■ Your objective ■
Extract each line of the records below that contains the word "Farm".

Dataset listings of figures
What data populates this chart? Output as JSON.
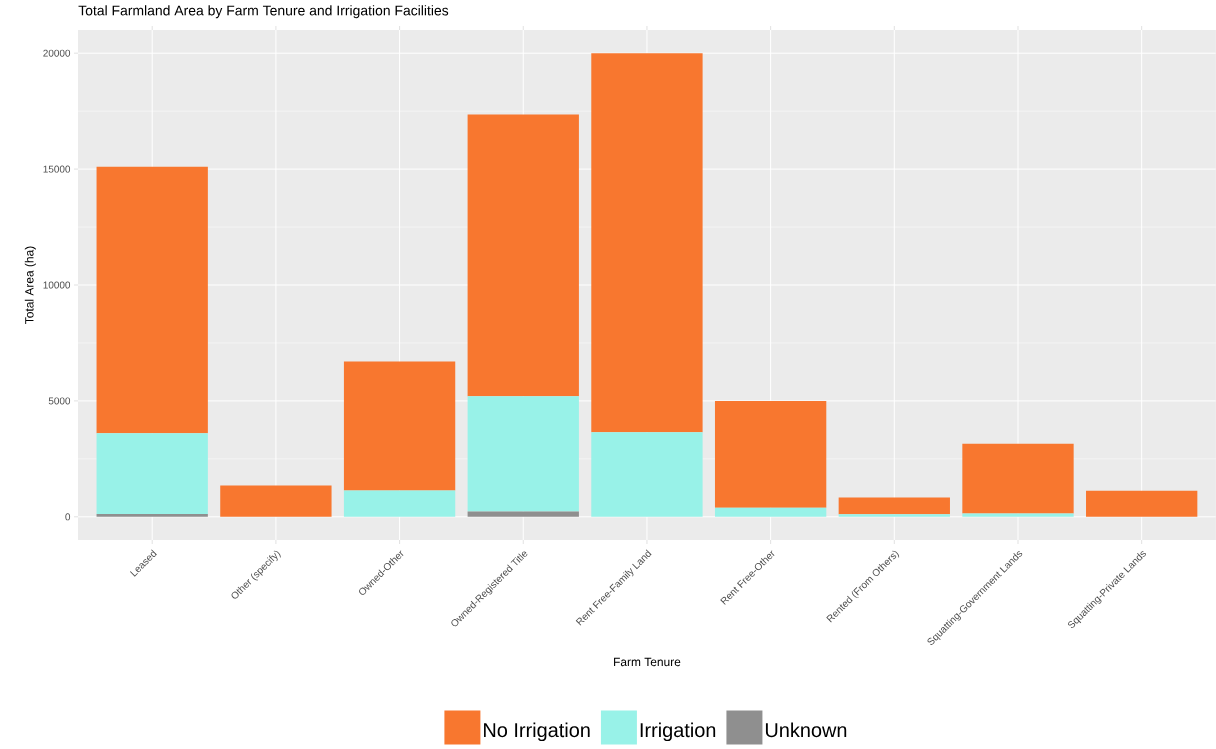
{
  "chart_data": {
    "type": "bar",
    "title": "Total Farmland Area by Farm Tenure and Irrigation Facilities",
    "xlabel": "Farm Tenure",
    "ylabel": "Total Area (ha)",
    "categories": [
      "Leased",
      "Other (specify)",
      "Owned-Other",
      "Owned-Registered Title",
      "Rent Free-Family Land",
      "Rent Free-Other",
      "Rented (From Others)",
      "Squatting-Government Lands",
      "Squatting-Private Lands"
    ],
    "stacked": true,
    "series": [
      {
        "name": "Unknown",
        "color": "#8f8f8f",
        "values": [
          120,
          null,
          null,
          230,
          null,
          null,
          null,
          null,
          null
        ]
      },
      {
        "name": "Irrigation",
        "color": "#98f2e8",
        "values": [
          3480,
          null,
          1140,
          4970,
          3650,
          390,
          110,
          140,
          null
        ]
      },
      {
        "name": "No Irrigation",
        "color": "#f8772f",
        "values": [
          11500,
          1350,
          5560,
          12150,
          16350,
          4610,
          720,
          3010,
          1130
        ]
      }
    ],
    "ylim": [
      -1000,
      21000
    ],
    "yticks": [
      0,
      5000,
      10000,
      15000,
      20000
    ],
    "grid": true,
    "legend": "bottom"
  }
}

■ Result for this task ■
    "title": "Total Farmland Area by Farm Tenure and Irrigation Facilities",
    "xlabel": "Farm Tenure",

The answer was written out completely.